What you have to do
Indicate only the number of lines in the listing below in which the word "date" appears.

A run of records:
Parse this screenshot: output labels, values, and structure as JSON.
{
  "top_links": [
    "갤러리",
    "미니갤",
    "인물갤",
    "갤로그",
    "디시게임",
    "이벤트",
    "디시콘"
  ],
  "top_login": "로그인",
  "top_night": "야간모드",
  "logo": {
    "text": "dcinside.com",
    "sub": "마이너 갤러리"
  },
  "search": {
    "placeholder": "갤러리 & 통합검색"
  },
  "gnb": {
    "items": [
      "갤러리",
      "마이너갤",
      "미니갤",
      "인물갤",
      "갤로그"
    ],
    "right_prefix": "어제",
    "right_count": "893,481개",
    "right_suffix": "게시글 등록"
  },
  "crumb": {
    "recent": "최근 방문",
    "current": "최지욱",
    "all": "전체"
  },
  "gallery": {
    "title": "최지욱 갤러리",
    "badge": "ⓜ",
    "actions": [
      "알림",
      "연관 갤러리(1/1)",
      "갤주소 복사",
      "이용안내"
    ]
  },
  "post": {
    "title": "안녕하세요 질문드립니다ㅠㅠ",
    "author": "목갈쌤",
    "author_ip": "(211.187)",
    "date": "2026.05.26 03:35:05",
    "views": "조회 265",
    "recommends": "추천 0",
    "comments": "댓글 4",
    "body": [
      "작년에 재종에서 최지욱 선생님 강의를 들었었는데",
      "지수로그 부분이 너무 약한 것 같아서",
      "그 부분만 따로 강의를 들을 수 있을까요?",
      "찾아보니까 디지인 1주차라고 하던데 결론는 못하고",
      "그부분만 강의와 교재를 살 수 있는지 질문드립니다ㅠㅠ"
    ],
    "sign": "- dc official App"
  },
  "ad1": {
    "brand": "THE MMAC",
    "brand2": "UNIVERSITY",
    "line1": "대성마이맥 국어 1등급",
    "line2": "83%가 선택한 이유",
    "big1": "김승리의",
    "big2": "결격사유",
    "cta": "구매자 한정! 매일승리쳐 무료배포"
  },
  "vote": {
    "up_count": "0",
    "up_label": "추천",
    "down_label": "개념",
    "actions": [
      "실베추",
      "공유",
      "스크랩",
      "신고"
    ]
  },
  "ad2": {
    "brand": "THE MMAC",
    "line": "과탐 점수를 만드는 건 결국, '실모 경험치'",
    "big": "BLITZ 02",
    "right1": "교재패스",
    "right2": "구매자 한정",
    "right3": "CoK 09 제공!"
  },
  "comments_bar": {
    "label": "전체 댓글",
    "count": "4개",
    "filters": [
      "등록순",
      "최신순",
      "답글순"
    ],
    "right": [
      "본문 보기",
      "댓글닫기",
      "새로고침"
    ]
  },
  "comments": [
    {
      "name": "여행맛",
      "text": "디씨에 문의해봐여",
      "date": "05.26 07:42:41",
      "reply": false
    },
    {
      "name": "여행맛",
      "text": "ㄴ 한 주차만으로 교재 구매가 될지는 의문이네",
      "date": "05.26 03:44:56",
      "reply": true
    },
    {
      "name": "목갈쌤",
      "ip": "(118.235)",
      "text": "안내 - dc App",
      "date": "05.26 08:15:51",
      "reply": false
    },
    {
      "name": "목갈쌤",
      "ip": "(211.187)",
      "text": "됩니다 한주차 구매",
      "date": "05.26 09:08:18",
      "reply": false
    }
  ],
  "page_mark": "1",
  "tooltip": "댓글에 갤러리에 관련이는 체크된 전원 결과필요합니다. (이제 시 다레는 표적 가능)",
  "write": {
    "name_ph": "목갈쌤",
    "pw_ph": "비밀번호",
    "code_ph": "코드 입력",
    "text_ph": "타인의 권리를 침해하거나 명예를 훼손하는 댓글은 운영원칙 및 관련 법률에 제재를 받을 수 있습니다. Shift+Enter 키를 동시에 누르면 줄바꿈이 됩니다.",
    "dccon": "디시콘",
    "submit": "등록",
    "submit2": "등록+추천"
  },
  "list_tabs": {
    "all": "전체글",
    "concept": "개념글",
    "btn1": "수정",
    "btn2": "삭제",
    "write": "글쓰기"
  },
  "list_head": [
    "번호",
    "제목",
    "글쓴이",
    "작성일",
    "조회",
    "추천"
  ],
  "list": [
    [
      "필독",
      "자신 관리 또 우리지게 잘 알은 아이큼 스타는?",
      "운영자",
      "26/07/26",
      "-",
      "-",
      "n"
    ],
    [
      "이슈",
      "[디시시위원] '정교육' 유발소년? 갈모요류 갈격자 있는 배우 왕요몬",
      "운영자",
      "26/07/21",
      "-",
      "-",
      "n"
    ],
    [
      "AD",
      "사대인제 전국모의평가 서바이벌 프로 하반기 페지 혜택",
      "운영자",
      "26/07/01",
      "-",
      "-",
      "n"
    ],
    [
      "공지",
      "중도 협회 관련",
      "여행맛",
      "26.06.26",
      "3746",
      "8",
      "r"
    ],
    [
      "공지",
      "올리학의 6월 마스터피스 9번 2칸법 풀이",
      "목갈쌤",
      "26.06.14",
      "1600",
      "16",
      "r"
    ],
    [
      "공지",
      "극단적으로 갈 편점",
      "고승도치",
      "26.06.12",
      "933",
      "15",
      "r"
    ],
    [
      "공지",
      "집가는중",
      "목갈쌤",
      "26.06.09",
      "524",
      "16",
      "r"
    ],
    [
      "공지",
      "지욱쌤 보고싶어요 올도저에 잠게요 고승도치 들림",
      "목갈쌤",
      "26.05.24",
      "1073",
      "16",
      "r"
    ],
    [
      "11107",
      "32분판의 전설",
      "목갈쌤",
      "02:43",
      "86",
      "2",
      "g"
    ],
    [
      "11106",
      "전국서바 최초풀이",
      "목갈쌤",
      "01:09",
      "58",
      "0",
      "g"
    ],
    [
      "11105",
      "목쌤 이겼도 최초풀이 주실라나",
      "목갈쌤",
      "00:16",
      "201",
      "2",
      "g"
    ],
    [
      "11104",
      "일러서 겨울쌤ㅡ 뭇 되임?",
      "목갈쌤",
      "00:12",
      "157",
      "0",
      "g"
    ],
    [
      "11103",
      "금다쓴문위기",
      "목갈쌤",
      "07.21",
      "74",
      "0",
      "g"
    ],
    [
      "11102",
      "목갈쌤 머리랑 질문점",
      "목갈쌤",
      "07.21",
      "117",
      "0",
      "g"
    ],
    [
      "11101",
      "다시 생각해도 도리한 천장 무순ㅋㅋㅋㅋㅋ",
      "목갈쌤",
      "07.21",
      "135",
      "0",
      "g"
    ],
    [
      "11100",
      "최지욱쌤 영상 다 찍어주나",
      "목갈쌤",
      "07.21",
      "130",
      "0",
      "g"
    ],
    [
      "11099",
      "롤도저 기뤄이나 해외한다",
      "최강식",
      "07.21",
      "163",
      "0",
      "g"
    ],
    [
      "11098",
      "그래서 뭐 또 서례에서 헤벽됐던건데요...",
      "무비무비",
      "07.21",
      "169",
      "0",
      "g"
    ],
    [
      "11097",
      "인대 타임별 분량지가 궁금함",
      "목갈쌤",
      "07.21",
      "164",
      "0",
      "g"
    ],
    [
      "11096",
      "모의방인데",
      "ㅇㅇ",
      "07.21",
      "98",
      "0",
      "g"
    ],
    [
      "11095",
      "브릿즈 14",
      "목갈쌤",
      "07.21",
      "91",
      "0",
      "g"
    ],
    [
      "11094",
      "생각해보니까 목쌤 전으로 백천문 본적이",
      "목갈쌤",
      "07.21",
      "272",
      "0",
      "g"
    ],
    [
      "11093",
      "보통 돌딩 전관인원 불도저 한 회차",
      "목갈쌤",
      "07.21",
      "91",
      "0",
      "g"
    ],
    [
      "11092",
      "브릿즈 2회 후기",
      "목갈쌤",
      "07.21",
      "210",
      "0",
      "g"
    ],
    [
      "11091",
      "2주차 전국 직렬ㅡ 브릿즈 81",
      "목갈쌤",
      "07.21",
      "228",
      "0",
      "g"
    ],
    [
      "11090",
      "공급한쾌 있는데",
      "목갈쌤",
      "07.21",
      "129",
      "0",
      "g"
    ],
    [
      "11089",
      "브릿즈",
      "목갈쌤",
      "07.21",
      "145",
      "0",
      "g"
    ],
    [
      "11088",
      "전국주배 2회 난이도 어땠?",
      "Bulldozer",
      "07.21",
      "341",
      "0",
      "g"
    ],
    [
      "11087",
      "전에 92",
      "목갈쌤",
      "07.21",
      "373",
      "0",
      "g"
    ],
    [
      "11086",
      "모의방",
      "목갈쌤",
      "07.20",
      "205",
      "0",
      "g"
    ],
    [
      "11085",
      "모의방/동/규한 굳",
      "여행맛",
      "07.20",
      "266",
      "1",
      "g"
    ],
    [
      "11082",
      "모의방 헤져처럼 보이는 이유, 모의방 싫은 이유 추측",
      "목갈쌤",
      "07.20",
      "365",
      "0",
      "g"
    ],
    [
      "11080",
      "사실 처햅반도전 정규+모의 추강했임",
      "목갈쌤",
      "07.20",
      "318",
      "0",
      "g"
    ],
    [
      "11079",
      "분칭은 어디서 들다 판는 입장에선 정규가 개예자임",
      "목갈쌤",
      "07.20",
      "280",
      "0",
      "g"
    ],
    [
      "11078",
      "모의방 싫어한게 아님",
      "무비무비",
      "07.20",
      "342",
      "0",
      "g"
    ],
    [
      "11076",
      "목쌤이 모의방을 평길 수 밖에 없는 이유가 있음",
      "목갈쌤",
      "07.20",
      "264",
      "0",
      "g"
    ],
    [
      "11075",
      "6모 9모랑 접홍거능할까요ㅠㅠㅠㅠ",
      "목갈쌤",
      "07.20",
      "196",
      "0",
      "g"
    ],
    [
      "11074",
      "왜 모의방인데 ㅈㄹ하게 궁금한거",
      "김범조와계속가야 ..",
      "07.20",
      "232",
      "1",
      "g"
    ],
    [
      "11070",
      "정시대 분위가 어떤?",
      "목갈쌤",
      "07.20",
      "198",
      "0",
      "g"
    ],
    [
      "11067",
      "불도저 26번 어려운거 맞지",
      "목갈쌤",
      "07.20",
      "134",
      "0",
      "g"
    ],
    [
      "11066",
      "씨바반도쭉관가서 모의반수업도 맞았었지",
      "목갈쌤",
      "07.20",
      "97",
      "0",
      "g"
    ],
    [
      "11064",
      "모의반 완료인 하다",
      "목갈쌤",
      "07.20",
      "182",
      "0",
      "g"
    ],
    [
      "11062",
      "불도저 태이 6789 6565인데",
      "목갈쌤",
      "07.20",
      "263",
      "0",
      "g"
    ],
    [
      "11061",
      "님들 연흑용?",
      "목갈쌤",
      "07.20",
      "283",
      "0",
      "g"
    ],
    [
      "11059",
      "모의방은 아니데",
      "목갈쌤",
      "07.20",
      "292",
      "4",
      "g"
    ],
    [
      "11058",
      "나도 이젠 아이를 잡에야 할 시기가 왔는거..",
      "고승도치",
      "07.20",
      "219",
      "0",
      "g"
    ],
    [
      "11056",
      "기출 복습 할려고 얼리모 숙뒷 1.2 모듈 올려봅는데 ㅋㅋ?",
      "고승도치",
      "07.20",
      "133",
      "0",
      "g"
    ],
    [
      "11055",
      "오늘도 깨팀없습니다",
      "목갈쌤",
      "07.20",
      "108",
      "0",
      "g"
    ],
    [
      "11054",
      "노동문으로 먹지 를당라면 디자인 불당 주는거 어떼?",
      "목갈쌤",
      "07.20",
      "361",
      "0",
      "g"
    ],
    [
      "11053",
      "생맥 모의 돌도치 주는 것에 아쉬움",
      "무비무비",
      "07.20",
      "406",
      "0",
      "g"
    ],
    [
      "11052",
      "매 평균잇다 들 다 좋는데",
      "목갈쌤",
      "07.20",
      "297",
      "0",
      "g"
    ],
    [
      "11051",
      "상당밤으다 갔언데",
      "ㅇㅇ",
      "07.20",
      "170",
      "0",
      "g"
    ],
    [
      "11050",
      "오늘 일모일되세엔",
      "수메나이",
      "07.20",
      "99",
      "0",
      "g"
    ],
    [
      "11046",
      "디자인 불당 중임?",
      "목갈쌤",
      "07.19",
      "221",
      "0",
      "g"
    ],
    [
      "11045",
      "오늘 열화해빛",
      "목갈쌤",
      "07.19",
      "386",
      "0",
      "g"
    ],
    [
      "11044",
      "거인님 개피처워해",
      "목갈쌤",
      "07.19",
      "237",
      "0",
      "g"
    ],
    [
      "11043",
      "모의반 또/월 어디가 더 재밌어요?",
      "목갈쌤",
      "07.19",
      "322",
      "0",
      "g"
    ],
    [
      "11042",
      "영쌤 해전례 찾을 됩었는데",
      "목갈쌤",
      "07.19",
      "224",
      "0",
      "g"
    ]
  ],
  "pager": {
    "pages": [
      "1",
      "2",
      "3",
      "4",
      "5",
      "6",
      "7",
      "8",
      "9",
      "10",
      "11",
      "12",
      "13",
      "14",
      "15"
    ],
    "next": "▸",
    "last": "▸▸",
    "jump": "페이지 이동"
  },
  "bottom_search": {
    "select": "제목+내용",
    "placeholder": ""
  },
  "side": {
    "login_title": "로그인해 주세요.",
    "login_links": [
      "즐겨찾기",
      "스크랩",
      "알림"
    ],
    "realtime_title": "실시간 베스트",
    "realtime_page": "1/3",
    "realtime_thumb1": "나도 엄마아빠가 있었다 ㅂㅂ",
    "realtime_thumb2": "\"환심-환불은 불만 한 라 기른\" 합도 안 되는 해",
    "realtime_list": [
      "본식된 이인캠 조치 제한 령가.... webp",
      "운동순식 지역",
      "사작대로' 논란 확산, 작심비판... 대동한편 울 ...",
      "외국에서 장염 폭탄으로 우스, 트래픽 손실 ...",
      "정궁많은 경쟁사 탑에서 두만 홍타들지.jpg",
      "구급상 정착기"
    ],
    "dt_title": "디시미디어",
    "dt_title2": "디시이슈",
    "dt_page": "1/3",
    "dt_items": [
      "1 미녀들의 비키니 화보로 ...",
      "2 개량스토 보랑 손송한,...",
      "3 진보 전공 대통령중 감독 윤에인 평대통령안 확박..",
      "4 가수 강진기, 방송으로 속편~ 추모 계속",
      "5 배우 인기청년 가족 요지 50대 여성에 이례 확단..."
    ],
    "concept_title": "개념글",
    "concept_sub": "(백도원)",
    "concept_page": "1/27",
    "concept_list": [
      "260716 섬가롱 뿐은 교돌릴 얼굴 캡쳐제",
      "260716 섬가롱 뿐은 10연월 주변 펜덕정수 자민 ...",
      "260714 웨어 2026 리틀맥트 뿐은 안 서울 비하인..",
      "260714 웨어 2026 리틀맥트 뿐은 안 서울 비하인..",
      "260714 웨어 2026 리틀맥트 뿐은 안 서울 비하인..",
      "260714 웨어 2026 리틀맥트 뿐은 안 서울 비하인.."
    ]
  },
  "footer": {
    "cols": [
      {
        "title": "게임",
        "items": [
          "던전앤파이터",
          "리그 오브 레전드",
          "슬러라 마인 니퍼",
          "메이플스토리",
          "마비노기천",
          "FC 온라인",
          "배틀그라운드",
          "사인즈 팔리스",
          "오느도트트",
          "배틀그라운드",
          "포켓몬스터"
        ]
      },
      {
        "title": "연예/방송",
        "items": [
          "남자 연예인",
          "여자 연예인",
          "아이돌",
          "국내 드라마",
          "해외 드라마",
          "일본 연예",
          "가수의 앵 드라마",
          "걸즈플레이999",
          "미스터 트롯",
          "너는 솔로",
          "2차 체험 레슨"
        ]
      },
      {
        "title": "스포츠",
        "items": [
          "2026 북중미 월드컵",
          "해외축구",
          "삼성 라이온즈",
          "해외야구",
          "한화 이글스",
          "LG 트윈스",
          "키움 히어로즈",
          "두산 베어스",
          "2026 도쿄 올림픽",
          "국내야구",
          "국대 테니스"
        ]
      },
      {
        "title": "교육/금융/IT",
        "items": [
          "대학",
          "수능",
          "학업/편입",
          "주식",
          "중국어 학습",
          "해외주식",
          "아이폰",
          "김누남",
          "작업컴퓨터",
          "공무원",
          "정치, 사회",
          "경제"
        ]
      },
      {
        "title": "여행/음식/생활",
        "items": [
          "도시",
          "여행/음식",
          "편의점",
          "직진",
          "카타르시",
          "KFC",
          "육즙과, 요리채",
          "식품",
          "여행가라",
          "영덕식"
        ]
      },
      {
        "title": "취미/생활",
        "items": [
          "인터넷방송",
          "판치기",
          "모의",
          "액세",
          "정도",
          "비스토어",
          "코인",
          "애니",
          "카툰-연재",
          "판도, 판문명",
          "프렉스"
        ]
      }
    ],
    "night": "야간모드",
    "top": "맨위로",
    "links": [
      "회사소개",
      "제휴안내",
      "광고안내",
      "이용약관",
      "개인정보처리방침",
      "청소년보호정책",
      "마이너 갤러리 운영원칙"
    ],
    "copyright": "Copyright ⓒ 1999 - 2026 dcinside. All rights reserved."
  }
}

Reply
5